-- begin --

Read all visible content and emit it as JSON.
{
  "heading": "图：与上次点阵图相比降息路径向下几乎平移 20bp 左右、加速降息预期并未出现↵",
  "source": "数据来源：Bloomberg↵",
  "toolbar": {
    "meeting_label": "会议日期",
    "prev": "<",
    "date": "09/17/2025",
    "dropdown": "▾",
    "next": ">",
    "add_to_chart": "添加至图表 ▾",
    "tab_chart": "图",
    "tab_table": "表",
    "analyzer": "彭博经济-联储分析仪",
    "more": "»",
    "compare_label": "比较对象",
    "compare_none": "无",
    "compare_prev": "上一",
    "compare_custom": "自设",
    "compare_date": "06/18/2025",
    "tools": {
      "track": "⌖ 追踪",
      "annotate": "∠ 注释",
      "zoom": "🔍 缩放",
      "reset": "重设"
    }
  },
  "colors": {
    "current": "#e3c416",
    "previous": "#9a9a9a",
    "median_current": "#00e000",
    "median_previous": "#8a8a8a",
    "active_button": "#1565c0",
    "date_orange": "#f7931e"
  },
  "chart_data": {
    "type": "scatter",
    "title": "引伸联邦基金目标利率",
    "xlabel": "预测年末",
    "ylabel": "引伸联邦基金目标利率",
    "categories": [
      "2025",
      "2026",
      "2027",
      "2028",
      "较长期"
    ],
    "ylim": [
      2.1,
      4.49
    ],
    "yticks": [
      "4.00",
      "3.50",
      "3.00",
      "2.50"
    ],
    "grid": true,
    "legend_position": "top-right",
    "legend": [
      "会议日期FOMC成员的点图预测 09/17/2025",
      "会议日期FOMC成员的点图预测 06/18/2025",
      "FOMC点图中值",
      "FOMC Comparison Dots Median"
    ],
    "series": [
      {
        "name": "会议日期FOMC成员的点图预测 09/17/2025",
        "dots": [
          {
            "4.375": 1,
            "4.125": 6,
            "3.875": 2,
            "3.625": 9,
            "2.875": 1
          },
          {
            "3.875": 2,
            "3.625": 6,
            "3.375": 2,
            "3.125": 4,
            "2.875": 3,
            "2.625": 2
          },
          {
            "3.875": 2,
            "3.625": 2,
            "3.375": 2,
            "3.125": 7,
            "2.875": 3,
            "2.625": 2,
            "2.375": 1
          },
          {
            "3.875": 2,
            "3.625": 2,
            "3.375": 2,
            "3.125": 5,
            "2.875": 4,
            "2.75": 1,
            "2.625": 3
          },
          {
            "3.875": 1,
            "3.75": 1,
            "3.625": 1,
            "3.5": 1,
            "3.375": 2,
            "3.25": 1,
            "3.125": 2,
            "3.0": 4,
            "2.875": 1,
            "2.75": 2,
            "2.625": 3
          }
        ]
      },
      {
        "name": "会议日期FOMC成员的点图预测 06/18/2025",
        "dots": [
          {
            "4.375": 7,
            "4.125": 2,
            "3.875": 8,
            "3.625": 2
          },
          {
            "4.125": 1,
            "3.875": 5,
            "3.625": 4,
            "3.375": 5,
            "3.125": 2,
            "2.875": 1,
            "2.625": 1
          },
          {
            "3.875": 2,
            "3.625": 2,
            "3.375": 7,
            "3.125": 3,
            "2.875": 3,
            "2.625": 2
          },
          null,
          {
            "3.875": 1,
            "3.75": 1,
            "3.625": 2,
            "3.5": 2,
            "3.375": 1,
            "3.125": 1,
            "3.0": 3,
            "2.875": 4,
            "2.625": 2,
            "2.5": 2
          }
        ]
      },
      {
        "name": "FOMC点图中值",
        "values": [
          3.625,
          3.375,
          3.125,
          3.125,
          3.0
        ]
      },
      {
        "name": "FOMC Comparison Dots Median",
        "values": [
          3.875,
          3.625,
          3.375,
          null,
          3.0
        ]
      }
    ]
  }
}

-- end --

#### WRITTEN REQUEST
Extract the complete set of records unchanged.

#### SOLUTION FOR THIS PROBLEM
Read all visible content and emit it as JSON.
{
  "heading": "图：与上次点阵图相比降息路径向下几乎平移 20bp 左右、加速降息预期并未出现↵",
  "source": "数据来源：Bloomberg↵",
  "toolbar": {
    "meeting_label": "会议日期",
    "prev": "<",
    "date": "09/17/2025",
    "dropdown": "▾",
    "next": ">",
    "add_to_chart": "添加至图表 ▾",
    "tab_chart": "图",
    "tab_table": "表",
    "analyzer": "彭博经济-联储分析仪",
    "more": "»",
    "compare_label": "比较对象",
    "compare_none": "无",
    "compare_prev": "上一",
    "compare_custom": "自设",
    "compare_date": "06/18/2025",
    "tools": {
      "track": "⌖ 追踪",
      "annotate": "∠ 注释",
      "zoom": "🔍 缩放",
      "reset": "重设"
    }
  },
  "colors": {
    "current": "#e3c416",
    "previous": "#9a9a9a",
    "median_current": "#00e000",
    "median_previous": "#8a8a8a",
    "active_button": "#1565c0",
    "date_orange": "#f7931e"
  },
  "chart_data": {
    "type": "scatter",
    "title": "引伸联邦基金目标利率",
    "xlabel": "预测年末",
    "ylabel": "引伸联邦基金目标利率",
    "categories": [
      "2025",
      "2026",
      "2027",
      "2028",
      "较长期"
    ],
    "ylim": [
      2.1,
      4.49
    ],
    "yticks": [
      "4.00",
      "3.50",
      "3.00",
      "2.50"
    ],
    "grid": true,
    "legend_position": "top-right",
    "legend": [
      "会议日期FOMC成员的点图预测 09/17/2025",
      "会议日期FOMC成员的点图预测 06/18/2025",
      "FOMC点图中值",
      "FOMC Comparison Dots Median"
    ],
    "series": [
      {
        "name": "会议日期FOMC成员的点图预测 09/17/2025",
        "dots": [
          {
            "4.375": 1,
            "4.125": 6,
            "3.875": 2,
            "3.625": 9,
            "2.875": 1
          },
          {
            "3.875": 2,
            "3.625": 6,
            "3.375": 2,
            "3.125": 4,
            "2.875": 3,
            "2.625": 2
          },
          {
            "3.875": 2,
            "3.625": 2,
            "3.375": 2,
            "3.125": 7,
            "2.875": 3,
            "2.625": 2,
            "2.375": 1
          },
          {
            "3.875": 2,
            "3.625": 2,
            "3.375": 2,
            "3.125": 5,
            "2.875": 4,
            "2.75": 1,
            "2.625": 3
          },
          {
            "3.875": 1,
            "3.75": 1,
            "3.625": 1,
            "3.5": 1,
            "3.375": 2,
            "3.25": 1,
            "3.125": 2,
            "3.0": 4,
            "2.875": 1,
            "2.75": 2,
            "2.625": 3
          }
        ]
      },
      {
        "name": "会议日期FOMC成员的点图预测 06/18/2025",
        "dots": [
          {
            "4.375": 7,
            "4.125": 2,
            "3.875": 8,
            "3.625": 2
          },
          {
            "4.125": 1,
            "3.875": 5,
            "3.625": 4,
            "3.375": 5,
            "3.125": 2,
            "2.875": 1,
            "2.625": 1
          },
          {
            "3.875": 2,
            "3.625": 2,
            "3.375": 7,
            "3.125": 3,
            "2.875": 3,
            "2.625": 2
          },
          null,
          {
            "3.875": 1,
            "3.75": 1,
            "3.625": 2,
            "3.5": 2,
            "3.375": 1,
            "3.125": 1,
            "3.0": 3,
            "2.875": 4,
            "2.625": 2,
            "2.5": 2
          }
        ]
      },
      {
        "name": "FOMC点图中值",
        "values": [
          3.625,
          3.375,
          3.125,
          3.125,
          3.0
        ]
      },
      {
        "name": "FOMC Comparison Dots Median",
        "values": [
          3.875,
          3.625,
          3.375,
          null,
          3.0
        ]
      }
    ]
  }
}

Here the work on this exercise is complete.